■ What you need to do:
The records below must be duplicated exactly, character for character.

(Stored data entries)
####

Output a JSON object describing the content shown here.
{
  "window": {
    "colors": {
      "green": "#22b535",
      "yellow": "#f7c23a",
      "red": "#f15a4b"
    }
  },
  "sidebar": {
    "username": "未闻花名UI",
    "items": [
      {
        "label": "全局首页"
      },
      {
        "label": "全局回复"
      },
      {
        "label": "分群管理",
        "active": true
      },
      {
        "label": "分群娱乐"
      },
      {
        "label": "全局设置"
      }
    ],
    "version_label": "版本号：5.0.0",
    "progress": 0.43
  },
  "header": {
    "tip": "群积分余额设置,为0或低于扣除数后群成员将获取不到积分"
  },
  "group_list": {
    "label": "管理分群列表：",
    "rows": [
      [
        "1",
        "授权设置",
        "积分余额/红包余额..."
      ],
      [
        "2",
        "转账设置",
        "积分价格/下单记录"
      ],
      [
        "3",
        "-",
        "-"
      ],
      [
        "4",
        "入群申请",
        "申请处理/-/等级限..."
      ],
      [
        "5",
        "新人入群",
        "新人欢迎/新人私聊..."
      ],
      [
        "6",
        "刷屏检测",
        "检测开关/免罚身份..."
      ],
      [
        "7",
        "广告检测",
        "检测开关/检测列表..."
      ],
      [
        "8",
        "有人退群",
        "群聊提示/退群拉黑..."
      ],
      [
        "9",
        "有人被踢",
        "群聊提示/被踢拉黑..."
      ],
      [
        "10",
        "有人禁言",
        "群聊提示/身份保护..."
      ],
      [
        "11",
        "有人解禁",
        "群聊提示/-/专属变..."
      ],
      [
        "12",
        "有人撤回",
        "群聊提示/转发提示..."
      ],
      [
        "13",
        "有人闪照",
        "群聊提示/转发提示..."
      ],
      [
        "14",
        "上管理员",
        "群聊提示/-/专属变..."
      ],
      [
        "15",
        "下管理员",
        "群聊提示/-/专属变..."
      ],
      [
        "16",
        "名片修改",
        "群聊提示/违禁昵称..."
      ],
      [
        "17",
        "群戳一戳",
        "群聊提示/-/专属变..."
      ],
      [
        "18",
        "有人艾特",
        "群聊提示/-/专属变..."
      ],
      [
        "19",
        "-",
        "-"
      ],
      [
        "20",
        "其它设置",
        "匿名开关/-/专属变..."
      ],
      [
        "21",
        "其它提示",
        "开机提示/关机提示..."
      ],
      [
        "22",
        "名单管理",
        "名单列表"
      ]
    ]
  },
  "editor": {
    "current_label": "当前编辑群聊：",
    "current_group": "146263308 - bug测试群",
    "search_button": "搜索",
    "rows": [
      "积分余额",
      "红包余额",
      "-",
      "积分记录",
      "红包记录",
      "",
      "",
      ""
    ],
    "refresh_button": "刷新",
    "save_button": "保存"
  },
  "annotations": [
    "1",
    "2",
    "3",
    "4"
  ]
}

####

■ Solution to the exercise:
Output a JSON object describing the content shown here.
{
  "window": {
    "colors": {
      "green": "#22b535",
      "yellow": "#f7c23a",
      "red": "#f15a4b"
    }
  },
  "sidebar": {
    "username": "未闻花名UI",
    "items": [
      {
        "label": "全局首页"
      },
      {
        "label": "全局回复"
      },
      {
        "label": "分群管理",
        "active": true
      },
      {
        "label": "分群娱乐"
      },
      {
        "label": "全局设置"
      }
    ],
    "version_label": "版本号：5.0.0",
    "progress": 0.43
  },
  "header": {
    "tip": "群积分余额设置,为0或低于扣除数后群成员将获取不到积分"
  },
  "group_list": {
    "label": "管理分群列表：",
    "rows": [
      [
        "1",
        "授权设置",
        "积分余额/红包余额..."
      ],
      [
        "2",
        "转账设置",
        "积分价格/下单记录"
      ],
      [
        "3",
        "-",
        "-"
      ],
      [
        "4",
        "入群申请",
        "申请处理/-/等级限..."
      ],
      [
        "5",
        "新人入群",
        "新人欢迎/新人私聊..."
      ],
      [
        "6",
        "刷屏检测",
        "检测开关/免罚身份..."
      ],
      [
        "7",
        "广告检测",
        "检测开关/检测列表..."
      ],
      [
        "8",
        "有人退群",
        "群聊提示/退群拉黑..."
      ],
      [
        "9",
        "有人被踢",
        "群聊提示/被踢拉黑..."
      ],
      [
        "10",
        "有人禁言",
        "群聊提示/身份保护..."
      ],
      [
        "11",
        "有人解禁",
        "群聊提示/-/专属变..."
      ],
      [
        "12",
        "有人撤回",
        "群聊提示/转发提示..."
      ],
      [
        "13",
        "有人闪照",
        "群聊提示/转发提示..."
      ],
      [
        "14",
        "上管理员",
        "群聊提示/-/专属变..."
      ],
      [
        "15",
        "下管理员",
        "群聊提示/-/专属变..."
      ],
      [
        "16",
        "名片修改",
        "群聊提示/违禁昵称..."
      ],
      [
        "17",
        "群戳一戳",
        "群聊提示/-/专属变..."
      ],
      [
        "18",
        "有人艾特",
        "群聊提示/-/专属变..."
      ],
      [
        "19",
        "-",
        "-"
      ],
      [
        "20",
        "其它设置",
        "匿名开关/-/专属变..."
      ],
      [
        "21",
        "其它提示",
        "开机提示/关机提示..."
      ],
      [
        "22",
        "名单管理",
        "名单列表"
      ]
    ]
  },
  "editor": {
    "current_label": "当前编辑群聊：",
    "current_group": "146263308 - bug测试群",
    "search_button": "搜索",
    "rows": [
      "积分余额",
      "红包余额",
      "-",
      "积分记录",
      "红包记录",
      "",
      "",
      ""
    ],
    "refresh_button": "刷新",
    "save_button": "保存"
  },
  "annotations": [
    "1",
    "2",
    "3",
    "4"
  ]
}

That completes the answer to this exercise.